WHAT TO DO -
The entries shown here must be retyped in full, with no pictures included.

RECORDS PROVIDED section start

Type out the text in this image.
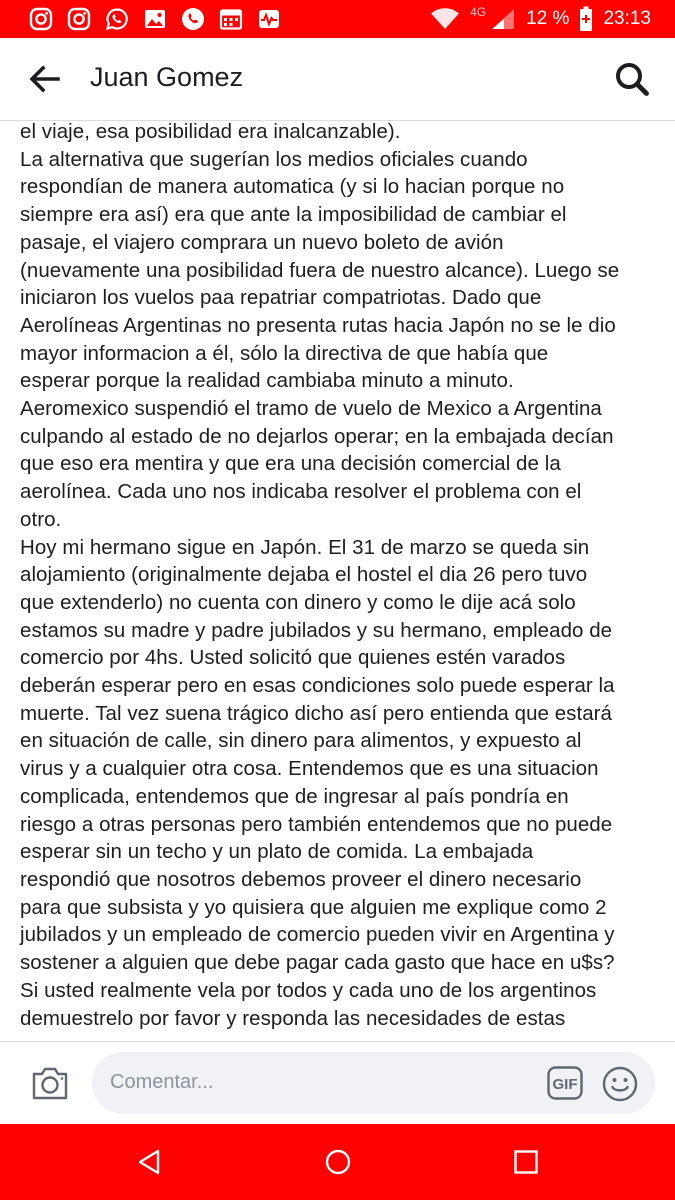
4G 12 % 23:13
Juan Gomez
el viaje, esa posibilidad era inalcanzable).
La alternativa que sugerían los medios oficiales cuando
respondían de manera automatica (y si lo hacian porque no
siempre era así) era que ante la imposibilidad de cambiar el
pasaje, el viajero comprara un nuevo boleto de avión
(nuevamente una posibilidad fuera de nuestro alcance). Luego se
iniciaron los vuelos paa repatriar compatriotas. Dado que
Aerolíneas Argentinas no presenta rutas hacia Japón no se le dio
mayor informacion a él, sólo la directiva de que había que
esperar porque la realidad cambiaba minuto a minuto.
Aeromexico suspendió el tramo de vuelo de Mexico a Argentina
culpando al estado de no dejarlos operar; en la embajada decían
que eso era mentira y que era una decisión comercial de la
aerolínea. Cada uno nos indicaba resolver el problema con el
otro.
Hoy mi hermano sigue en Japón. El 31 de marzo se queda sin
alojamiento (originalmente dejaba el hostel el dia 26 pero tuvo
que extenderlo) no cuenta con dinero y como le dije acá solo
estamos su madre y padre jubilados y su hermano, empleado de
comercio por 4hs. Usted solicitó que quienes estén varados
deberán esperar pero en esas condiciones solo puede esperar la
muerte. Tal vez suena trágico dicho así pero entienda que estará
en situación de calle, sin dinero para alimentos, y expuesto al
virus y a cualquier otra cosa. Entendemos que es una situacion
complicada, entendemos que de ingresar al país pondría en
riesgo a otras personas pero también entendemos que no puede
esperar sin un techo y un plato de comida. La embajada
respondió que nosotros debemos proveer el dinero necesario
para que subsista y yo quisiera que alguien me explique como 2
jubilados y un empleado de comercio pueden vivir en Argentina y
sostener a alguien que debe pagar cada gasto que hace en u$s?
Si usted realmente vela por todos y cada uno de los argentinos
demuestrelo por favor y responda las necesidades de estas
Comentar...	GIF
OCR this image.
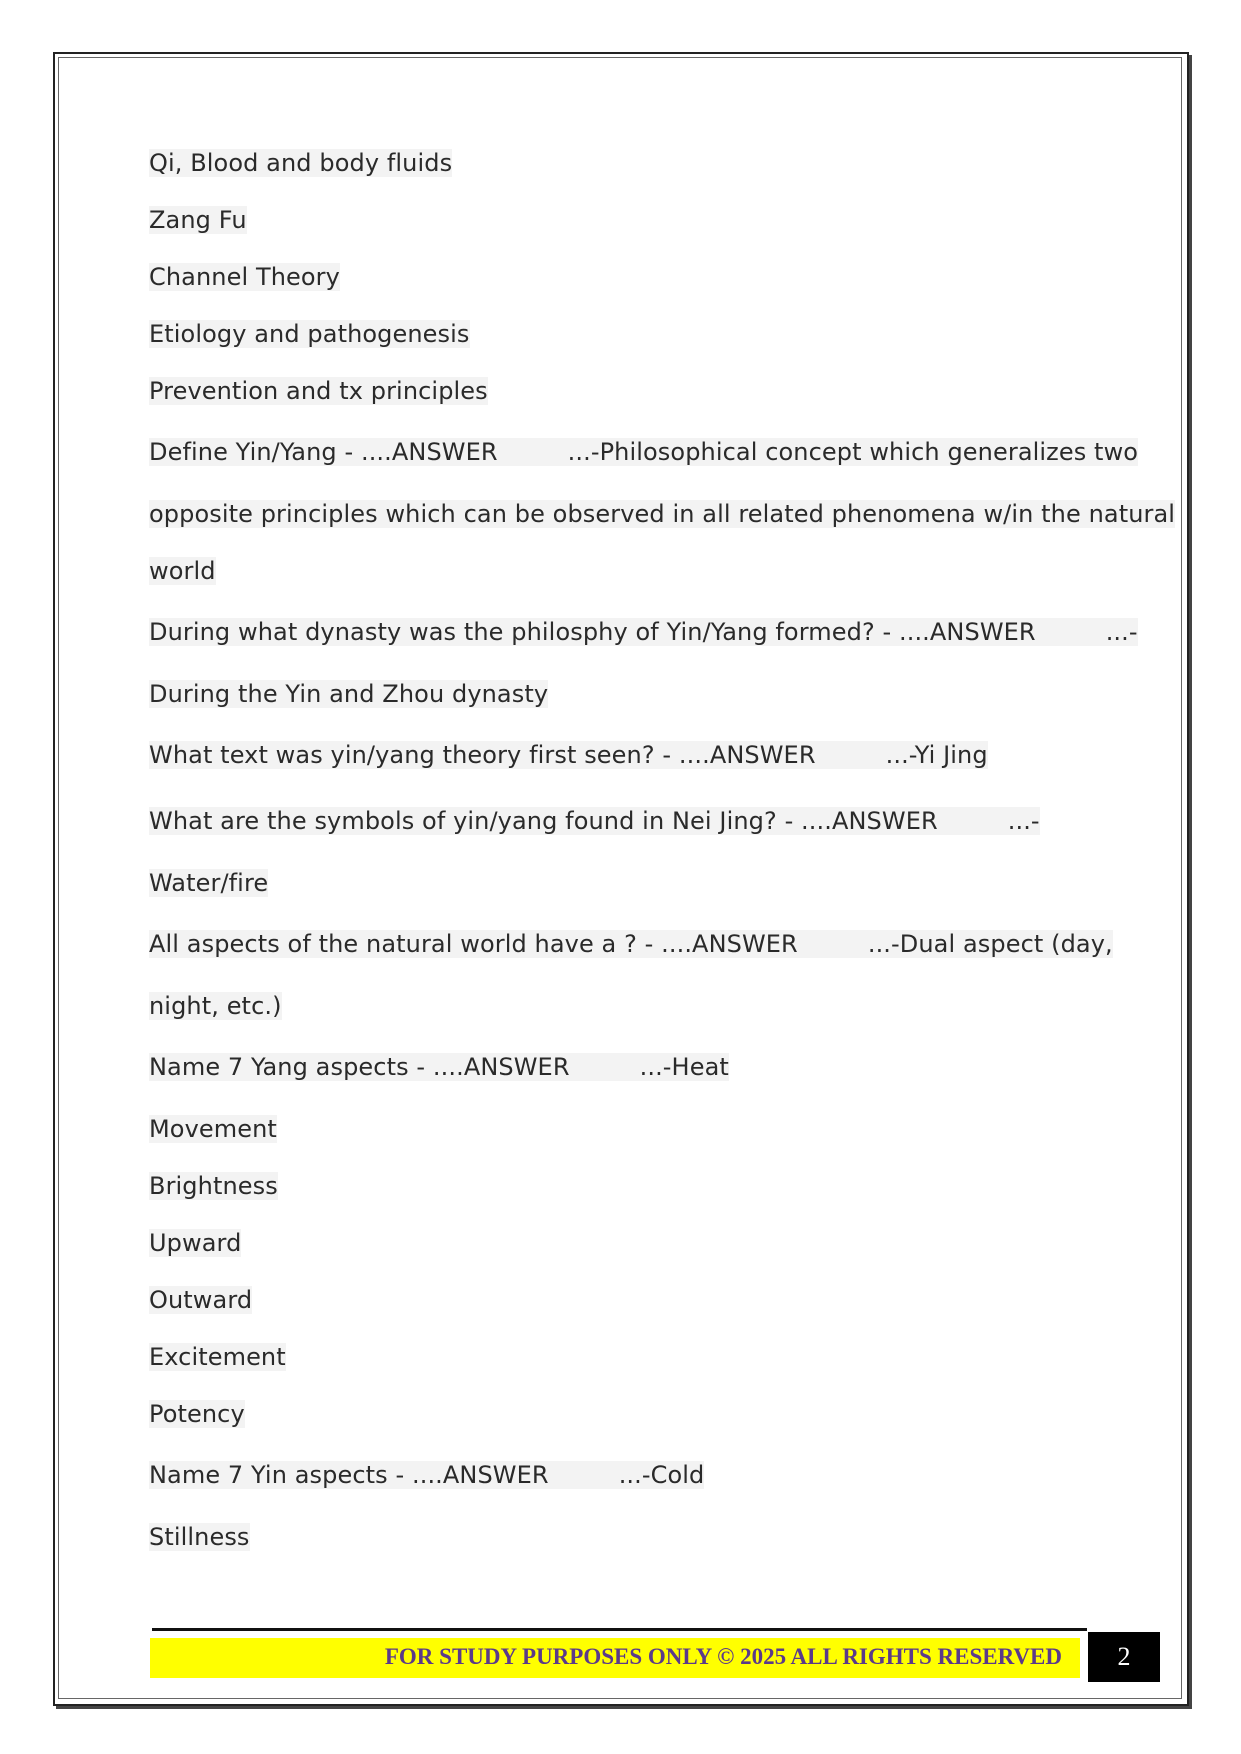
Qi, Blood and body fluids
Zang Fu
Channel Theory
Etiology and pathogenesis
Prevention and tx principles
Define Yin/Yang - ....ANSWER	...-Philosophical concept which generalizes two
opposite principles which can be observed in all related phenomena w/in the natural
world
During what dynasty was the philosphy of Yin/Yang formed? - ....ANSWER	...-
During the Yin and Zhou dynasty
What text was yin/yang theory first seen? - ....ANSWER	...-Yi Jing
What are the symbols of yin/yang found in Nei Jing? - ....ANSWER	...-
Water/fire
All aspects of the natural world have a ? - ....ANSWER	...-Dual aspect (day,
night, etc.)
Name 7 Yang aspects - ....ANSWER	...-Heat
Movement
Brightness
Upward
Outward
Excitement
Potency
Name 7 Yin aspects - ....ANSWER	...-Cold
Stillness
FOR STUDY PURPOSES ONLY © 2025 ALL RIGHTS RESERVED	2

RECORDS PROVIDED section end

ANSWER SECTION -
Type out the text in this image.
4G 12 % 23:13
Juan Gomez
el viaje, esa posibilidad era inalcanzable).
La alternativa que sugerían los medios oficiales cuando
respondían de manera automatica (y si lo hacian porque no
siempre era así) era que ante la imposibilidad de cambiar el
pasaje, el viajero comprara un nuevo boleto de avión
(nuevamente una posibilidad fuera de nuestro alcance). Luego se
iniciaron los vuelos paa repatriar compatriotas. Dado que
Aerolíneas Argentinas no presenta rutas hacia Japón no se le dio
mayor informacion a él, sólo la directiva de que había que
esperar porque la realidad cambiaba minuto a minuto.
Aeromexico suspendió el tramo de vuelo de Mexico a Argentina
culpando al estado de no dejarlos operar; en la embajada decían
que eso era mentira y que era una decisión comercial de la
aerolínea. Cada uno nos indicaba resolver el problema con el
otro.
Hoy mi hermano sigue en Japón. El 31 de marzo se queda sin
alojamiento (originalmente dejaba el hostel el dia 26 pero tuvo
que extenderlo) no cuenta con dinero y como le dije acá solo
estamos su madre y padre jubilados y su hermano, empleado de
comercio por 4hs. Usted solicitó que quienes estén varados
deberán esperar pero en esas condiciones solo puede esperar la
muerte. Tal vez suena trágico dicho así pero entienda que estará
en situación de calle, sin dinero para alimentos, y expuesto al
virus y a cualquier otra cosa. Entendemos que es una situacion
complicada, entendemos que de ingresar al país pondría en
riesgo a otras personas pero también entendemos que no puede
esperar sin un techo y un plato de comida. La embajada
respondió que nosotros debemos proveer el dinero necesario
para que subsista y yo quisiera que alguien me explique como 2
jubilados y un empleado de comercio pueden vivir en Argentina y
sostener a alguien que debe pagar cada gasto que hace en u$s?
Si usted realmente vela por todos y cada uno de los argentinos
demuestrelo por favor y responda las necesidades de estas
Comentar...	GIF
OCR this image.
Qi, Blood and body fluids
Zang Fu
Channel Theory
Etiology and pathogenesis
Prevention and tx principles
Define Yin/Yang - ....ANSWER	...-Philosophical concept which generalizes two
opposite principles which can be observed in all related phenomena w/in the natural
world
During what dynasty was the philosphy of Yin/Yang formed? - ....ANSWER	...-
During the Yin and Zhou dynasty
What text was yin/yang theory first seen? - ....ANSWER	...-Yi Jing
What are the symbols of yin/yang found in Nei Jing? - ....ANSWER	...-
Water/fire
All aspects of the natural world have a ? - ....ANSWER	...-Dual aspect (day,
night, etc.)
Name 7 Yang aspects - ....ANSWER	...-Heat
Movement
Brightness
Upward
Outward
Excitement
Potency
Name 7 Yin aspects - ....ANSWER	...-Cold
Stillness
FOR STUDY PURPOSES ONLY © 2025 ALL RIGHTS RESERVED	2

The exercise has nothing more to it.